* _Available records_
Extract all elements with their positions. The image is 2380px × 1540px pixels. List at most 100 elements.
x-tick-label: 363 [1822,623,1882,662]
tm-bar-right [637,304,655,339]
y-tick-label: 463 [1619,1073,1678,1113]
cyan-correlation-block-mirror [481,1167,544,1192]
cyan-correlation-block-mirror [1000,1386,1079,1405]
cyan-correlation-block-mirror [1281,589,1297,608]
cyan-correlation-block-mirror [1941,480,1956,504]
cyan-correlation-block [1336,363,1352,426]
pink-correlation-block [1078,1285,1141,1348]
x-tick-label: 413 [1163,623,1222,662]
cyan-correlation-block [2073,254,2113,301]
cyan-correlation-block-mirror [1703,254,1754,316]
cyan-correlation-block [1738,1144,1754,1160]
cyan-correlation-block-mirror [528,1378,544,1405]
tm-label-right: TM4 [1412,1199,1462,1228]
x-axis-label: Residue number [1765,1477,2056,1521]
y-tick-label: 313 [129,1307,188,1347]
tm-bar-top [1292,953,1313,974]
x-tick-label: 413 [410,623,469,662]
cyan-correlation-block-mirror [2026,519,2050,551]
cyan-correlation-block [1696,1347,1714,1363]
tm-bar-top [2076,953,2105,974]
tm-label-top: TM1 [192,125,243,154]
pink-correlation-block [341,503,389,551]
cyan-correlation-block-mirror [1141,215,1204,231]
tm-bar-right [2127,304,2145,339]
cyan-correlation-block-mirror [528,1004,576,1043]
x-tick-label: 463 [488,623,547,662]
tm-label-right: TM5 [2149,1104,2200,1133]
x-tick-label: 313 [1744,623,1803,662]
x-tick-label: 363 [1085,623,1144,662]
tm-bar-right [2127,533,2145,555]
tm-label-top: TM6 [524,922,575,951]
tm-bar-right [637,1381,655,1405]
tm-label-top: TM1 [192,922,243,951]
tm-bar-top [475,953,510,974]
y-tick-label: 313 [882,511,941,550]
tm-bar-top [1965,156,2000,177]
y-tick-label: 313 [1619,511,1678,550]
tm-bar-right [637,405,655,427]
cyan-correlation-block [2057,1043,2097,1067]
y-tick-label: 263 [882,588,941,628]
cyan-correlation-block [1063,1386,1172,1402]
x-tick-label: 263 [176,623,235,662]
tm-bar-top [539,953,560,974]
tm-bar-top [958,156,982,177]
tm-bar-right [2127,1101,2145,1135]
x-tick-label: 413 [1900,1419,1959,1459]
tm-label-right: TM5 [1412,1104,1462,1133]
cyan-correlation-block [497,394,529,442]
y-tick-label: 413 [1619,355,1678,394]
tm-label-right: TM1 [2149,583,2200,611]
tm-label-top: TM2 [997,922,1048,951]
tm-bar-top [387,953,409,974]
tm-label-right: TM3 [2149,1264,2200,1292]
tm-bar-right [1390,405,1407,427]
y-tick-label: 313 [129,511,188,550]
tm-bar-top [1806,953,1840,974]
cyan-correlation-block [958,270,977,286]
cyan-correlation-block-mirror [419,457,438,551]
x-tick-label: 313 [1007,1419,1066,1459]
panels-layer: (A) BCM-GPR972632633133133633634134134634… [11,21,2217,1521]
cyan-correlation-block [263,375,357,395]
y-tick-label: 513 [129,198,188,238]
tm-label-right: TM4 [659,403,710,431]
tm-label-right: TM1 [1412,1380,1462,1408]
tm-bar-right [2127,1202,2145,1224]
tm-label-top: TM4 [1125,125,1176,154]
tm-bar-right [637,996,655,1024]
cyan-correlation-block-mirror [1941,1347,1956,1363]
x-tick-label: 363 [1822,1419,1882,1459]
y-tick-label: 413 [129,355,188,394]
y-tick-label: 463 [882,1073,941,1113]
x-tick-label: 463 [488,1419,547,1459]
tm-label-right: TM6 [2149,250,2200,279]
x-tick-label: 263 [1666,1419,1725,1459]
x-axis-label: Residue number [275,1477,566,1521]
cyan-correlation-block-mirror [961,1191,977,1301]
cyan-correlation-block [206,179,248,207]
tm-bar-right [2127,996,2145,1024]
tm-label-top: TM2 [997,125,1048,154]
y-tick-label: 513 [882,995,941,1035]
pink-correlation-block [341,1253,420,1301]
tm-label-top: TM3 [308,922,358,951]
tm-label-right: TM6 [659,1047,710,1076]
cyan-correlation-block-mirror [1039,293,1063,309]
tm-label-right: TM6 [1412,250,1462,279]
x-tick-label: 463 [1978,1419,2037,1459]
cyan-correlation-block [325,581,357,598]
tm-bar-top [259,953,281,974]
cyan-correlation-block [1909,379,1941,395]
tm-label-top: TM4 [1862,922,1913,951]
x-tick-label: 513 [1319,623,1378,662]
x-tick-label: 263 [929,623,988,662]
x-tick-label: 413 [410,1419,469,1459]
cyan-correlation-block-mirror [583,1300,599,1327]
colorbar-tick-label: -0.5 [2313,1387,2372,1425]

* _Work instructions_
Lay out each line of the records above as a JSON list of strings, one string per line, with blank lines left out.

* _Output below_
[
  "Extract all elements with their positions. The image is 2380px × 1540px pixels. List at most 100 elements.",
  "x-tick-label: 363 [1822,623,1882,662]",
  "tm-bar-right [637,304,655,339]",
  "y-tick-label: 463 [1619,1073,1678,1113]",
  "cyan-correlation-block-mirror [481,1167,544,1192]",
  "cyan-correlation-block-mirror [1000,1386,1079,1405]",
  "cyan-correlation-block-mirror [1281,589,1297,608]",
  "cyan-correlation-block-mirror [1941,480,1956,504]",
  "cyan-correlation-block [1336,363,1352,426]",
  "pink-correlation-block [1078,1285,1141,1348]",
  "x-tick-label: 413 [1163,623,1222,662]",
  "cyan-correlation-block [2073,254,2113,301]",
  "cyan-correlation-block-mirror [1703,254,1754,316]",
  "cyan-correlation-block [1738,1144,1754,1160]",
  "cyan-correlation-block-mirror [528,1378,544,1405]",
  "tm-label-right: TM4 [1412,1199,1462,1228]",
  "x-axis-label: Residue number [1765,1477,2056,1521]",
  "y-tick-label: 313 [129,1307,188,1347]",
  "tm-bar-top [1292,953,1313,974]",
  "x-tick-label: 413 [410,623,469,662]",
  "cyan-correlation-block-mirror [2026,519,2050,551]",
  "cyan-correlation-block [1696,1347,1714,1363]",
  "tm-bar-top [2076,953,2105,974]",
  "tm-label-top: TM1 [192,125,243,154]",
  "pink-correlation-block [341,503,389,551]",
  "cyan-correlation-block-mirror [1141,215,1204,231]",
  "tm-bar-right [2127,304,2145,339]",
  "cyan-correlation-block-mirror [528,1004,576,1043]",
  "x-tick-label: 463 [488,623,547,662]",
  "tm-label-right: TM5 [2149,1104,2200,1133]",
  "x-tick-label: 313 [1744,623,1803,662]",
  "x-tick-label: 363 [1085,623,1144,662]",
  "tm-bar-right [2127,533,2145,555]",
  "tm-label-top: TM6 [524,922,575,951]",
  "tm-bar-right [637,1381,655,1405]",
  "tm-label-top: TM1 [192,922,243,951]",
  "tm-bar-top [475,953,510,974]",
  "y-tick-label: 313 [882,511,941,550]",
  "tm-bar-top [1965,156,2000,177]",
  "y-tick-label: 313 [1619,511,1678,550]",
  "tm-bar-right [637,405,655,427]",
  "cyan-correlation-block [2057,1043,2097,1067]",
  "y-tick-label: 263 [882,588,941,628]",
  "cyan-correlation-block [1063,1386,1172,1402]",
  "x-tick-label: 263 [176,623,235,662]",
  "tm-bar-top [539,953,560,974]",
  "tm-bar-top [958,156,982,177]",
  "tm-bar-right [2127,1101,2145,1135]",
  "x-tick-label: 413 [1900,1419,1959,1459]",
  "tm-label-right: TM5 [1412,1104,1462,1133]",
  "cyan-correlation-block [497,394,529,442]",
  "y-tick-label: 413 [1619,355,1678,394]",
  "tm-label-right: TM1 [2149,583,2200,611]",
  "tm-label-top: TM2 [997,922,1048,951]",
  "tm-bar-top [387,953,409,974]",
  "tm-label-right: TM3 [2149,1264,2200,1292]",
  "tm-bar-right [1390,405,1407,427]",
  "y-tick-label: 313 [129,511,188,550]",
  "tm-bar-top [1806,953,1840,974]",
  "cyan-correlation-block [958,270,977,286]",
  "cyan-correlation-block-mirror [419,457,438,551]",
  "x-tick-label: 313 [1007,1419,1066,1459]",
  "panels-layer: (A) BCM-GPR972632633133133633634134134634… [11,21,2217,1521]",
  "cyan-correlation-block [263,375,357,395]",
  "y-tick-label: 513 [129,198,188,238]",
  "tm-label-right: TM4 [659,403,710,431]",
  "tm-label-right: TM1 [1412,1380,1462,1408]",
  "tm-bar-right [2127,1202,2145,1224]",
  "tm-label-top: TM4 [1125,125,1176,154]",
  "tm-bar-right [637,996,655,1024]",
  "cyan-correlation-block-mirror [1941,1347,1956,1363]",
  "x-tick-label: 363 [1822,1419,1882,1459]",
  "y-tick-label: 413 [129,355,188,394]",
  "y-tick-label: 463 [882,1073,941,1113]",
  "x-tick-label: 463 [488,1419,547,1459]",
  "tm-label-right: TM6 [2149,250,2200,279]",
  "x-tick-label: 263 [1666,1419,1725,1459]",
  "x-axis-label: Residue number [275,1477,566,1521]",
  "cyan-correlation-block-mirror [961,1191,977,1301]",
  "cyan-correlation-block [206,179,248,207]",
  "tm-bar-right [2127,996,2145,1024]",
  "tm-label-top: TM2 [997,125,1048,154]",
  "y-tick-label: 513 [882,995,941,1035]",
  "pink-correlation-block [341,1253,420,1301]",
  "tm-label-top: TM3 [308,922,358,951]",
  "tm-label-right: TM6 [659,1047,710,1076]",
  "cyan-correlation-block-mirror [1039,293,1063,309]",
  "tm-label-right: TM6 [1412,250,1462,279]",
  "x-tick-label: 463 [1978,1419,2037,1459]",
  "cyan-correlation-block [325,581,357,598]",
  "tm-bar-top [259,953,281,974]",
  "cyan-correlation-block [1909,379,1941,395]",
  "tm-label-top: TM4 [1862,922,1913,951]",
  "x-tick-label: 513 [1319,623,1378,662]",
  "x-tick-label: 263 [929,623,988,662]",
  "x-tick-label: 413 [410,1419,469,1459]",
  "cyan-correlation-block-mirror [583,1300,599,1327]",
  "colorbar-tick-label: -0.5 [2313,1387,2372,1425]"
]